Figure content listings
#####
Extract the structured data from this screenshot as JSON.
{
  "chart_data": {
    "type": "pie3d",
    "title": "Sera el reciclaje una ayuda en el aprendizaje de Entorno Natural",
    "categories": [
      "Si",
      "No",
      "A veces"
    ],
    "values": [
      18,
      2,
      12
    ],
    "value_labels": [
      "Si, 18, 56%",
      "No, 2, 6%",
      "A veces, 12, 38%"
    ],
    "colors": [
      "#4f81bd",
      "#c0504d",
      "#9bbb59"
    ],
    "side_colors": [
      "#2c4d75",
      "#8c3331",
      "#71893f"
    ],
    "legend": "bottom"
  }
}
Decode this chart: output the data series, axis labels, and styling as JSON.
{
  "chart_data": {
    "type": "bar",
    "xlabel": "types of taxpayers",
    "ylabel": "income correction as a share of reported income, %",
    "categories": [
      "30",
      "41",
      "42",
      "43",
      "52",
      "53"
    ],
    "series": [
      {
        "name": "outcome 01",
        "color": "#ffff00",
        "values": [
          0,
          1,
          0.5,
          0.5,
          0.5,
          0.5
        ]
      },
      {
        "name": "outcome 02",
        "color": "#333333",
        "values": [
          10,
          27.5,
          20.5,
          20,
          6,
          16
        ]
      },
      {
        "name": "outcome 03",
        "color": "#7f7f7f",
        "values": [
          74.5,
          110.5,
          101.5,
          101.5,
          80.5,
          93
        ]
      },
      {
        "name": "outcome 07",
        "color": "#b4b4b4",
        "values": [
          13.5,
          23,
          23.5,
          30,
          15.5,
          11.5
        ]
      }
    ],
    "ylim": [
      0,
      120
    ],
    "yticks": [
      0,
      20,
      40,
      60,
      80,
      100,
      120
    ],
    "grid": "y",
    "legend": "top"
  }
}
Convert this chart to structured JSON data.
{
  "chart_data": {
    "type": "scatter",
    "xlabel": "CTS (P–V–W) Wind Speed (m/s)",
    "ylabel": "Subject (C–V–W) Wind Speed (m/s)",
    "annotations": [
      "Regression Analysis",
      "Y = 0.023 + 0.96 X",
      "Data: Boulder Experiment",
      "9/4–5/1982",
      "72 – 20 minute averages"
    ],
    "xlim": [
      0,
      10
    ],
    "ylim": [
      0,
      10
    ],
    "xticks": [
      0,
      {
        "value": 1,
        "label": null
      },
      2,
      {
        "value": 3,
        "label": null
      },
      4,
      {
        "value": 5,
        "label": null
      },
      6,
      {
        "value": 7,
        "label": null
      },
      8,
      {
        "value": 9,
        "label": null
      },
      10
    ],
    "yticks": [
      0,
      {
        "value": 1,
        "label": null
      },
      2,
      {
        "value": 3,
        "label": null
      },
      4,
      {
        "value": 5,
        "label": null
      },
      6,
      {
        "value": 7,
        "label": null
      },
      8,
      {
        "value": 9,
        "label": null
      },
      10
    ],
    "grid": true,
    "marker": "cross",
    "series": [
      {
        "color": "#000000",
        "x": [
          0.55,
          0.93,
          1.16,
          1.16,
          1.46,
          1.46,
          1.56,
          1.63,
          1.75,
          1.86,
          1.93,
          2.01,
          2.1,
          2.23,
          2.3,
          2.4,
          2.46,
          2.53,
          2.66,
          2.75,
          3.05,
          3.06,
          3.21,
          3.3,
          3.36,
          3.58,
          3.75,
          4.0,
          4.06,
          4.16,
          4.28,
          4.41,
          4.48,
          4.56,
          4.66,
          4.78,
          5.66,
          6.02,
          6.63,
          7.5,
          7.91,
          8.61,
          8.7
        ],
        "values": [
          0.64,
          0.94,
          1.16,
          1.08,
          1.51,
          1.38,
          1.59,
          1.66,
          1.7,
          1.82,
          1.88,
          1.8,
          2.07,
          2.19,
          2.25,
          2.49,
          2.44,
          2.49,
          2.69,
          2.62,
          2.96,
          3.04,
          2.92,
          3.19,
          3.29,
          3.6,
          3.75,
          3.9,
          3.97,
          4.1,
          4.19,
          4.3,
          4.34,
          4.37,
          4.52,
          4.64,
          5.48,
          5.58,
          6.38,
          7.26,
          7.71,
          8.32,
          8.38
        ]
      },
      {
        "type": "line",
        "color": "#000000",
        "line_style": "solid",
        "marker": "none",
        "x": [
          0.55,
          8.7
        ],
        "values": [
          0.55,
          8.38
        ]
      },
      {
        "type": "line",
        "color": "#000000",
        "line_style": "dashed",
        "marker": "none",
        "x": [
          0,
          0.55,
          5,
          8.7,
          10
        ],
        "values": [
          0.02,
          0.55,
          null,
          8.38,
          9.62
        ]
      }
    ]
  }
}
#####
→ **Exercise directions**
Your task is to transcribe the material exactly.

→ **Final answer**
Extract the structured data from this screenshot as JSON.
{
  "chart_data": {
    "type": "pie3d",
    "title": "Sera el reciclaje una ayuda en el aprendizaje de Entorno Natural",
    "categories": [
      "Si",
      "No",
      "A veces"
    ],
    "values": [
      18,
      2,
      12
    ],
    "value_labels": [
      "Si, 18, 56%",
      "No, 2, 6%",
      "A veces, 12, 38%"
    ],
    "colors": [
      "#4f81bd",
      "#c0504d",
      "#9bbb59"
    ],
    "side_colors": [
      "#2c4d75",
      "#8c3331",
      "#71893f"
    ],
    "legend": "bottom"
  }
}
Decode this chart: output the data series, axis labels, and styling as JSON.
{
  "chart_data": {
    "type": "bar",
    "xlabel": "types of taxpayers",
    "ylabel": "income correction as a share of reported income, %",
    "categories": [
      "30",
      "41",
      "42",
      "43",
      "52",
      "53"
    ],
    "series": [
      {
        "name": "outcome 01",
        "color": "#ffff00",
        "values": [
          0,
          1,
          0.5,
          0.5,
          0.5,
          0.5
        ]
      },
      {
        "name": "outcome 02",
        "color": "#333333",
        "values": [
          10,
          27.5,
          20.5,
          20,
          6,
          16
        ]
      },
      {
        "name": "outcome 03",
        "color": "#7f7f7f",
        "values": [
          74.5,
          110.5,
          101.5,
          101.5,
          80.5,
          93
        ]
      },
      {
        "name": "outcome 07",
        "color": "#b4b4b4",
        "values": [
          13.5,
          23,
          23.5,
          30,
          15.5,
          11.5
        ]
      }
    ],
    "ylim": [
      0,
      120
    ],
    "yticks": [
      0,
      20,
      40,
      60,
      80,
      100,
      120
    ],
    "grid": "y",
    "legend": "top"
  }
}
Convert this chart to structured JSON data.
{
  "chart_data": {
    "type": "scatter",
    "xlabel": "CTS (P–V–W) Wind Speed (m/s)",
    "ylabel": "Subject (C–V–W) Wind Speed (m/s)",
    "annotations": [
      "Regression Analysis",
      "Y = 0.023 + 0.96 X",
      "Data: Boulder Experiment",
      "9/4–5/1982",
      "72 – 20 minute averages"
    ],
    "xlim": [
      0,
      10
    ],
    "ylim": [
      0,
      10
    ],
    "xticks": [
      0,
      {
        "value": 1,
        "label": null
      },
      2,
      {
        "value": 3,
        "label": null
      },
      4,
      {
        "value": 5,
        "label": null
      },
      6,
      {
        "value": 7,
        "label": null
      },
      8,
      {
        "value": 9,
        "label": null
      },
      10
    ],
    "yticks": [
      0,
      {
        "value": 1,
        "label": null
      },
      2,
      {
        "value": 3,
        "label": null
      },
      4,
      {
        "value": 5,
        "label": null
      },
      6,
      {
        "value": 7,
        "label": null
      },
      8,
      {
        "value": 9,
        "label": null
      },
      10
    ],
    "grid": true,
    "marker": "cross",
    "series": [
      {
        "color": "#000000",
        "x": [
          0.55,
          0.93,
          1.16,
          1.16,
          1.46,
          1.46,
          1.56,
          1.63,
          1.75,
          1.86,
          1.93,
          2.01,
          2.1,
          2.23,
          2.3,
          2.4,
          2.46,
          2.53,
          2.66,
          2.75,
          3.05,
          3.06,
          3.21,
          3.3,
          3.36,
          3.58,
          3.75,
          4.0,
          4.06,
          4.16,
          4.28,
          4.41,
          4.48,
          4.56,
          4.66,
          4.78,
          5.66,
          6.02,
          6.63,
          7.5,
          7.91,
          8.61,
          8.7
        ],
        "values": [
          0.64,
          0.94,
          1.16,
          1.08,
          1.51,
          1.38,
          1.59,
          1.66,
          1.7,
          1.82,
          1.88,
          1.8,
          2.07,
          2.19,
          2.25,
          2.49,
          2.44,
          2.49,
          2.69,
          2.62,
          2.96,
          3.04,
          2.92,
          3.19,
          3.29,
          3.6,
          3.75,
          3.9,
          3.97,
          4.1,
          4.19,
          4.3,
          4.34,
          4.37,
          4.52,
          4.64,
          5.48,
          5.58,
          6.38,
          7.26,
          7.71,
          8.32,
          8.38
        ]
      },
      {
        "type": "line",
        "color": "#000000",
        "line_style": "solid",
        "marker": "none",
        "x": [
          0.55,
          8.7
        ],
        "values": [
          0.55,
          8.38
        ]
      },
      {
        "type": "line",
        "color": "#000000",
        "line_style": "dashed",
        "marker": "none",
        "x": [
          0,
          0.55,
          5,
          8.7,
          10
        ],
        "values": [
          0.02,
          0.55,
          null,
          8.38,
          9.62
        ]
      }
    ]
  }
}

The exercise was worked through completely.